The listing below is to be output in its exact form.

Data records:
• • • • • • •

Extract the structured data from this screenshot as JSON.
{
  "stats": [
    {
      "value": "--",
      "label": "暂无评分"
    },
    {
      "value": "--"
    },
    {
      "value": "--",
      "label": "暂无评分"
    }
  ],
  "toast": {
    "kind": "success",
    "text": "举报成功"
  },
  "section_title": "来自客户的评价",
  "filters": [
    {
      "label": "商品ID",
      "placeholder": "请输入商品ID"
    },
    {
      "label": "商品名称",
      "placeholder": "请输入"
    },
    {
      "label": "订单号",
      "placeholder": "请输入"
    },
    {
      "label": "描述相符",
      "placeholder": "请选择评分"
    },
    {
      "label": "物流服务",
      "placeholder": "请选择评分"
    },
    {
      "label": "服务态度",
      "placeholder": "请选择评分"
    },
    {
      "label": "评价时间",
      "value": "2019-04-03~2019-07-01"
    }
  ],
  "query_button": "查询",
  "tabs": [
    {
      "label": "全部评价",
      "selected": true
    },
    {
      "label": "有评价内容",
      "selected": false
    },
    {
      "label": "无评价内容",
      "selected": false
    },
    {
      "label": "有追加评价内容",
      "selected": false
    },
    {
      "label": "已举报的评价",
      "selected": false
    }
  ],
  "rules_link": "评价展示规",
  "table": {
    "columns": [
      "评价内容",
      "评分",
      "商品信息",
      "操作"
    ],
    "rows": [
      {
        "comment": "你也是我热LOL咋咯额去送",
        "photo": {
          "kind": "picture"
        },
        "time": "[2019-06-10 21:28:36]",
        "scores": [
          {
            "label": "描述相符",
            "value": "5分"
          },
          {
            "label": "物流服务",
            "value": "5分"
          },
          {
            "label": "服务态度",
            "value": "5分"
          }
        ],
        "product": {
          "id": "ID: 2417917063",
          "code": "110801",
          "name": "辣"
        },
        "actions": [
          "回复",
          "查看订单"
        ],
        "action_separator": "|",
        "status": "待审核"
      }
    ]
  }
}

• • • • • • •

- [Task response]:
Extract the structured data from this screenshot as JSON.
{
  "stats": [
    {
      "value": "--",
      "label": "暂无评分"
    },
    {
      "value": "--"
    },
    {
      "value": "--",
      "label": "暂无评分"
    }
  ],
  "toast": {
    "kind": "success",
    "text": "举报成功"
  },
  "section_title": "来自客户的评价",
  "filters": [
    {
      "label": "商品ID",
      "placeholder": "请输入商品ID"
    },
    {
      "label": "商品名称",
      "placeholder": "请输入"
    },
    {
      "label": "订单号",
      "placeholder": "请输入"
    },
    {
      "label": "描述相符",
      "placeholder": "请选择评分"
    },
    {
      "label": "物流服务",
      "placeholder": "请选择评分"
    },
    {
      "label": "服务态度",
      "placeholder": "请选择评分"
    },
    {
      "label": "评价时间",
      "value": "2019-04-03~2019-07-01"
    }
  ],
  "query_button": "查询",
  "tabs": [
    {
      "label": "全部评价",
      "selected": true
    },
    {
      "label": "有评价内容",
      "selected": false
    },
    {
      "label": "无评价内容",
      "selected": false
    },
    {
      "label": "有追加评价内容",
      "selected": false
    },
    {
      "label": "已举报的评价",
      "selected": false
    }
  ],
  "rules_link": "评价展示规",
  "table": {
    "columns": [
      "评价内容",
      "评分",
      "商品信息",
      "操作"
    ],
    "rows": [
      {
        "comment": "你也是我热LOL咋咯额去送",
        "photo": {
          "kind": "picture"
        },
        "time": "[2019-06-10 21:28:36]",
        "scores": [
          {
            "label": "描述相符",
            "value": "5分"
          },
          {
            "label": "物流服务",
            "value": "5分"
          },
          {
            "label": "服务态度",
            "value": "5分"
          }
        ],
        "product": {
          "id": "ID: 2417917063",
          "code": "110801",
          "name": "辣"
        },
        "actions": [
          "回复",
          "查看订单"
        ],
        "action_separator": "|",
        "status": "待审核"
      }
    ]
  }
}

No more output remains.